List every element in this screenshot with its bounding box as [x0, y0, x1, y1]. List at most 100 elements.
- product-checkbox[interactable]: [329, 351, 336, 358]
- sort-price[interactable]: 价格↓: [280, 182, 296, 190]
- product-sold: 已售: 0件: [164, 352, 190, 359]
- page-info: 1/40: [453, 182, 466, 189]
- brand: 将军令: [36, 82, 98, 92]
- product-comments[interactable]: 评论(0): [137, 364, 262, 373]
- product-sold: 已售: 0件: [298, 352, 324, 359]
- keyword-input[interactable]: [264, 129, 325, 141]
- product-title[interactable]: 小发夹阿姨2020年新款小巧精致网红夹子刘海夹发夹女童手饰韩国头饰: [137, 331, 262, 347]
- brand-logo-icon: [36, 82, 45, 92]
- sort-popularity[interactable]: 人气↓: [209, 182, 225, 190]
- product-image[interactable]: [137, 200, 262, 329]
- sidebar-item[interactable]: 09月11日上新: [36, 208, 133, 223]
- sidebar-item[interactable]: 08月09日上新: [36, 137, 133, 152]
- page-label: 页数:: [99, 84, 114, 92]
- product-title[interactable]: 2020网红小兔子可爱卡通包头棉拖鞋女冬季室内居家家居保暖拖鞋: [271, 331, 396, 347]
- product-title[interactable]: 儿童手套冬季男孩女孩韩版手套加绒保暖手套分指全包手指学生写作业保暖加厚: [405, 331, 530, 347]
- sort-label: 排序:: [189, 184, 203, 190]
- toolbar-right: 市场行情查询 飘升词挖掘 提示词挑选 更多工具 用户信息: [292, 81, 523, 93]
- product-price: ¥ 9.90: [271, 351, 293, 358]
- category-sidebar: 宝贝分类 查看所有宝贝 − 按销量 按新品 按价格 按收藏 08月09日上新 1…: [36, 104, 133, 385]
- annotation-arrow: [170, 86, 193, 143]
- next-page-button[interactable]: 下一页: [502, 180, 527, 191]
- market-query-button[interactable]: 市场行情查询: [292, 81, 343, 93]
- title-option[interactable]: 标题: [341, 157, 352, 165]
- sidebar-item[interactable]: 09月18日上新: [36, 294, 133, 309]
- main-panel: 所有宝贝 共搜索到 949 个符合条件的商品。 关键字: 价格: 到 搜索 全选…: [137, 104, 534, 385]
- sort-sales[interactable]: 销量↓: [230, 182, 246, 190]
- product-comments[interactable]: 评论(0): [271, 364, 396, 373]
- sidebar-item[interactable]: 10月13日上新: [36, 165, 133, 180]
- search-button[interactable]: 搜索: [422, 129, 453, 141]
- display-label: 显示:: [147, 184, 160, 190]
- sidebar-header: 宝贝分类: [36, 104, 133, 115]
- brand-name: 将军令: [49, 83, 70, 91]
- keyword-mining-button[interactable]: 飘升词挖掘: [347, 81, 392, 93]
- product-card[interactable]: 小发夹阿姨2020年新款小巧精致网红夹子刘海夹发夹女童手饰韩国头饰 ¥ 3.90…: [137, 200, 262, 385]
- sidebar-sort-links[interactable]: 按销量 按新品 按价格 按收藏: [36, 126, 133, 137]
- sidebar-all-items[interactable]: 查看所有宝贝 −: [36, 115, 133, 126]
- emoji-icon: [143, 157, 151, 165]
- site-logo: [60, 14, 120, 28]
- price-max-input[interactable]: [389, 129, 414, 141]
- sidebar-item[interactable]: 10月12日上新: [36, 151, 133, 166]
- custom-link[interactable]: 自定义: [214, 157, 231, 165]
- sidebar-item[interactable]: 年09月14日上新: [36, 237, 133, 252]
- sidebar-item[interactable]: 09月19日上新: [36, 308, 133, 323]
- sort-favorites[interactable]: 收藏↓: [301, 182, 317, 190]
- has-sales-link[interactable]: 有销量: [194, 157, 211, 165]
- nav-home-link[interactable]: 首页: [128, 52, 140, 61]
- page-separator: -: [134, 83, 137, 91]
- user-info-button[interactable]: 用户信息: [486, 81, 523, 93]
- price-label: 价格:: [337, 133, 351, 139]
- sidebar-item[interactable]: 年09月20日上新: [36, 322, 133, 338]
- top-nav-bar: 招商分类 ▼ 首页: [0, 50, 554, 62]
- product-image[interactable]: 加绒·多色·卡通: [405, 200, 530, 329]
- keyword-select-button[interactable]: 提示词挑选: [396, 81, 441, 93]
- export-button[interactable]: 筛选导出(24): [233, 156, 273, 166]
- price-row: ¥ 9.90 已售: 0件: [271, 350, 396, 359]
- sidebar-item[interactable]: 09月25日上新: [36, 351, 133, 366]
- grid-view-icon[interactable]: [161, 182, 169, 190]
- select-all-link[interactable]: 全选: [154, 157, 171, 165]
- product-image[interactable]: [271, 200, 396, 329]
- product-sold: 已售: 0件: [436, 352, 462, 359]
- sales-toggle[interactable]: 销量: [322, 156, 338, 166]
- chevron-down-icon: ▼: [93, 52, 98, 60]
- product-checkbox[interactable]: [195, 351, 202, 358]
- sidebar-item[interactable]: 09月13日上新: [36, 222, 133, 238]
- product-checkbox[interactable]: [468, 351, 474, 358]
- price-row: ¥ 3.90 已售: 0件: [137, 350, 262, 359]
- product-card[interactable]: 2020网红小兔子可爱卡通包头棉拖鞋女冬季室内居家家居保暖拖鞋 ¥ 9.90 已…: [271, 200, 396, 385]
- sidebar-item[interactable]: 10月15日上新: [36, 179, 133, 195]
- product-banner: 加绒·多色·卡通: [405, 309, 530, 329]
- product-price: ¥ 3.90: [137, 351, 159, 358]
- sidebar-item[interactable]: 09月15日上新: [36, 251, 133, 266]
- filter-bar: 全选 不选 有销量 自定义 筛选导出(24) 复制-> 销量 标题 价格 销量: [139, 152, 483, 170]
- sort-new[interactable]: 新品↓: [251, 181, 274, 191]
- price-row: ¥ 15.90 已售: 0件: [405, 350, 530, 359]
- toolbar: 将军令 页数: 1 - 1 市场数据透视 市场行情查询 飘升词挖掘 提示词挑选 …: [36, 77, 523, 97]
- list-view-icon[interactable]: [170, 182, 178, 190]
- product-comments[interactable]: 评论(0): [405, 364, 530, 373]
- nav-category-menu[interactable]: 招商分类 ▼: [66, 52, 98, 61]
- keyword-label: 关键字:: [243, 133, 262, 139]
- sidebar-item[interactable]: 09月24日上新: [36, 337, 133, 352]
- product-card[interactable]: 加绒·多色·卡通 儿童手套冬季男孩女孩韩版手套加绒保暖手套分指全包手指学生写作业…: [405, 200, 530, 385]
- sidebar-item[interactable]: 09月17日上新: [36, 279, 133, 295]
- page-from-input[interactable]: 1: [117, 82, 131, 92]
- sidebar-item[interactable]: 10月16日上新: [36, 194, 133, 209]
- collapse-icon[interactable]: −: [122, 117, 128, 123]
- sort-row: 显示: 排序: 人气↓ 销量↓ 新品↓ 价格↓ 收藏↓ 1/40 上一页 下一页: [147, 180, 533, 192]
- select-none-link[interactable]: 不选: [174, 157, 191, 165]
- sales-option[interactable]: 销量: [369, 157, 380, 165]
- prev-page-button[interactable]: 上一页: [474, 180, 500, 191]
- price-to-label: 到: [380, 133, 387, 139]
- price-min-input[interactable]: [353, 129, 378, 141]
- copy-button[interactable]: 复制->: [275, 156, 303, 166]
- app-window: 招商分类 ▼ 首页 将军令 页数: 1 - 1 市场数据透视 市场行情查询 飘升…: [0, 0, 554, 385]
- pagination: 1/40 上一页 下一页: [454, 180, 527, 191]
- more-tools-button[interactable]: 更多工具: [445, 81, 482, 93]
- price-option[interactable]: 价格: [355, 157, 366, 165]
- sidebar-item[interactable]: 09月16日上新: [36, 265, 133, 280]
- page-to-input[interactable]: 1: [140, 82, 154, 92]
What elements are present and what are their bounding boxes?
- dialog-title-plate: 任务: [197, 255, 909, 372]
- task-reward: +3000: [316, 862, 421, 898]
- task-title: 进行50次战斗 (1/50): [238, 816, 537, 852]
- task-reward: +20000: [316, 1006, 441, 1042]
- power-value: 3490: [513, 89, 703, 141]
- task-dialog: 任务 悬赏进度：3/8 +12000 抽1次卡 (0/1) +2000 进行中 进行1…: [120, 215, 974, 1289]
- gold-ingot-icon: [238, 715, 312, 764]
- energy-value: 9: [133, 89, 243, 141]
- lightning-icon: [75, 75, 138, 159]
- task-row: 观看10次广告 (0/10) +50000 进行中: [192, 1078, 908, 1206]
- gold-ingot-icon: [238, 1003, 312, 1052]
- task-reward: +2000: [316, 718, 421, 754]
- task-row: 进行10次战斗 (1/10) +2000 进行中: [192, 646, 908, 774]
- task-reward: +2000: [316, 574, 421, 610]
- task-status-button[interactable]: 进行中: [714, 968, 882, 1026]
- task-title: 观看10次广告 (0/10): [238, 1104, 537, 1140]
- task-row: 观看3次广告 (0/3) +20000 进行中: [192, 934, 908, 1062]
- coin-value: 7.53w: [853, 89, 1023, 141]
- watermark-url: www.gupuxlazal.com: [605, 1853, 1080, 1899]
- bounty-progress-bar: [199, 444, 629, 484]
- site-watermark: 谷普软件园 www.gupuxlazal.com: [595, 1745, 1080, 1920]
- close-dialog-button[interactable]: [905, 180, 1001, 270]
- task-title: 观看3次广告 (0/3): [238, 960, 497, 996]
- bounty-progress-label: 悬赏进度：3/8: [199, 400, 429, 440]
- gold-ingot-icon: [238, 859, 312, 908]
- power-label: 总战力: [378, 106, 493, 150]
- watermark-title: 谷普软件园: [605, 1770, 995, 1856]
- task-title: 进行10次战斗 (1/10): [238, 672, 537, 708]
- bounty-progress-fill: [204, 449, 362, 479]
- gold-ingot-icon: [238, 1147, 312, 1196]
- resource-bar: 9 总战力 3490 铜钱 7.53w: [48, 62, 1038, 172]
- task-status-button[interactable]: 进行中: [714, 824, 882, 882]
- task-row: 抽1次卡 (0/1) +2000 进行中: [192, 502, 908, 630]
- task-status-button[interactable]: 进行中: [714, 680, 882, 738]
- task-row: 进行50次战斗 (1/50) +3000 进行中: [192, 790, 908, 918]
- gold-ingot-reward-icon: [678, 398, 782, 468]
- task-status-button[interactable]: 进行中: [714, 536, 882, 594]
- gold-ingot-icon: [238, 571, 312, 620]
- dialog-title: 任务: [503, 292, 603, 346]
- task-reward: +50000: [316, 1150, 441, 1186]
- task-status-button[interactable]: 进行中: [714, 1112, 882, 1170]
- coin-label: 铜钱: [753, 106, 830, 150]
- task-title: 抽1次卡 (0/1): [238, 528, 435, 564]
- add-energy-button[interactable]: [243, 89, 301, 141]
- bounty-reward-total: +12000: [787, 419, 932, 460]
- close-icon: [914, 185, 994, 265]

→ Task directions
Reproduce the records word for word, from the very first line through the line that contains "- product-sold: 已售: 0件: [298, 352, 324, 359]", including that line.

→ Worked solution
List every element in this screenshot with its bounding box as [x0, y0, x1, y1]. List at most 100 elements.
- product-checkbox[interactable]: [329, 351, 336, 358]
- sort-price[interactable]: 价格↓: [280, 182, 296, 190]
- product-sold: 已售: 0件: [164, 352, 190, 359]
- page-info: 1/40: [453, 182, 466, 189]
- brand: 将军令: [36, 82, 98, 92]
- product-comments[interactable]: 评论(0): [137, 364, 262, 373]
- product-sold: 已售: 0件: [298, 352, 324, 359]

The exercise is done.